◆ EXERCISE OBJECTIVE ◆
Quote all of the data that follows exactly as written, skipping the images.
>> BEGIN
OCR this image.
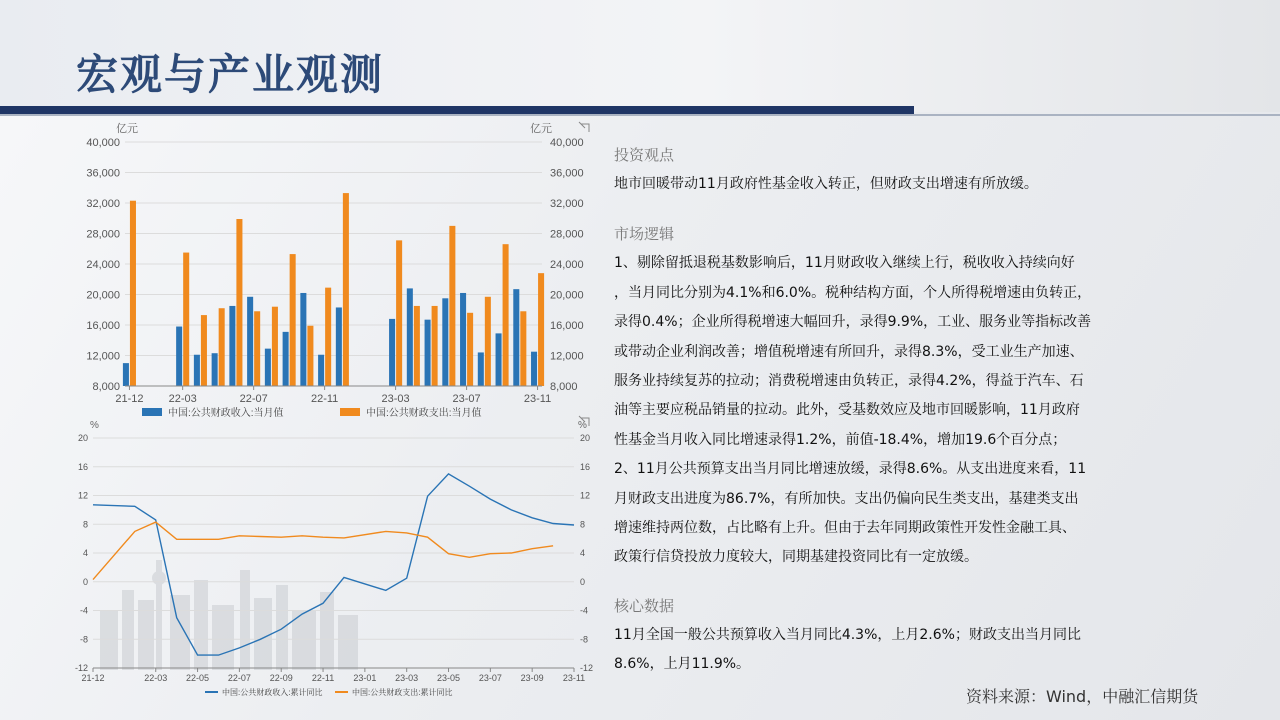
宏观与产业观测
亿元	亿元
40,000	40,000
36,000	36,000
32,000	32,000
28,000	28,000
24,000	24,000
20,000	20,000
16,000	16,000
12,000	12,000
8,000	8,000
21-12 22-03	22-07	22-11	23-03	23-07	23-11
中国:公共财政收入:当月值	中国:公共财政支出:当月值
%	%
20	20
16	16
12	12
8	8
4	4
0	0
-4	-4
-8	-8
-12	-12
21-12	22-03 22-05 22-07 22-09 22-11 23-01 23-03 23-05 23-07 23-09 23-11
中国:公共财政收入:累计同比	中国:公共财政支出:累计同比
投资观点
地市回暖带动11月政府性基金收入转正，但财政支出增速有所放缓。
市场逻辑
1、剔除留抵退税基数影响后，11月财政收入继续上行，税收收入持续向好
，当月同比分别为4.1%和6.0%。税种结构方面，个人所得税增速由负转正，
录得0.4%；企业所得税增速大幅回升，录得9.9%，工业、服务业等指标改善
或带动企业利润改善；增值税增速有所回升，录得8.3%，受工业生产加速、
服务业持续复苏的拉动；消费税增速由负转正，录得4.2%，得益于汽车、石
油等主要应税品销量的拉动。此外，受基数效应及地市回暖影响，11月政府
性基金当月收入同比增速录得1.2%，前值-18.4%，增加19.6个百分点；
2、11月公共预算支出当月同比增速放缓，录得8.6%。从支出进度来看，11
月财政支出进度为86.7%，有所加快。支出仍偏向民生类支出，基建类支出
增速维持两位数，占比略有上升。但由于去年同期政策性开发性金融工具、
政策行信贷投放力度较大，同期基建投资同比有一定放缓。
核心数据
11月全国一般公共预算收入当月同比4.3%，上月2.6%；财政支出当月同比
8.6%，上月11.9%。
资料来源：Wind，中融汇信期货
>> END
◆ TASK RESPONSE ◆
OCR this image.
宏观与产业观测
亿元	亿元
40,000	40,000
36,000	36,000
32,000	32,000
28,000	28,000
24,000	24,000
20,000	20,000
16,000	16,000
12,000	12,000
8,000	8,000
21-12 22-03	22-07	22-11	23-03	23-07	23-11
中国:公共财政收入:当月值	中国:公共财政支出:当月值
%	%
20	20
16	16
12	12
8	8
4	4
0	0
-4	-4
-8	-8
-12	-12
21-12	22-03 22-05 22-07 22-09 22-11 23-01 23-03 23-05 23-07 23-09 23-11
中国:公共财政收入:累计同比	中国:公共财政支出:累计同比
投资观点
地市回暖带动11月政府性基金收入转正，但财政支出增速有所放缓。
市场逻辑
1、剔除留抵退税基数影响后，11月财政收入继续上行，税收收入持续向好
，当月同比分别为4.1%和6.0%。税种结构方面，个人所得税增速由负转正，
录得0.4%；企业所得税增速大幅回升，录得9.9%，工业、服务业等指标改善
或带动企业利润改善；增值税增速有所回升，录得8.3%，受工业生产加速、
服务业持续复苏的拉动；消费税增速由负转正，录得4.2%，得益于汽车、石
油等主要应税品销量的拉动。此外，受基数效应及地市回暖影响，11月政府
性基金当月收入同比增速录得1.2%，前值-18.4%，增加19.6个百分点；
2、11月公共预算支出当月同比增速放缓，录得8.6%。从支出进度来看，11
月财政支出进度为86.7%，有所加快。支出仍偏向民生类支出，基建类支出
增速维持两位数，占比略有上升。但由于去年同期政策性开发性金融工具、
政策行信贷投放力度较大，同期基建投资同比有一定放缓。
核心数据
11月全国一般公共预算收入当月同比4.3%，上月2.6%；财政支出当月同比
8.6%，上月11.9%。
资料来源：Wind，中融汇信期货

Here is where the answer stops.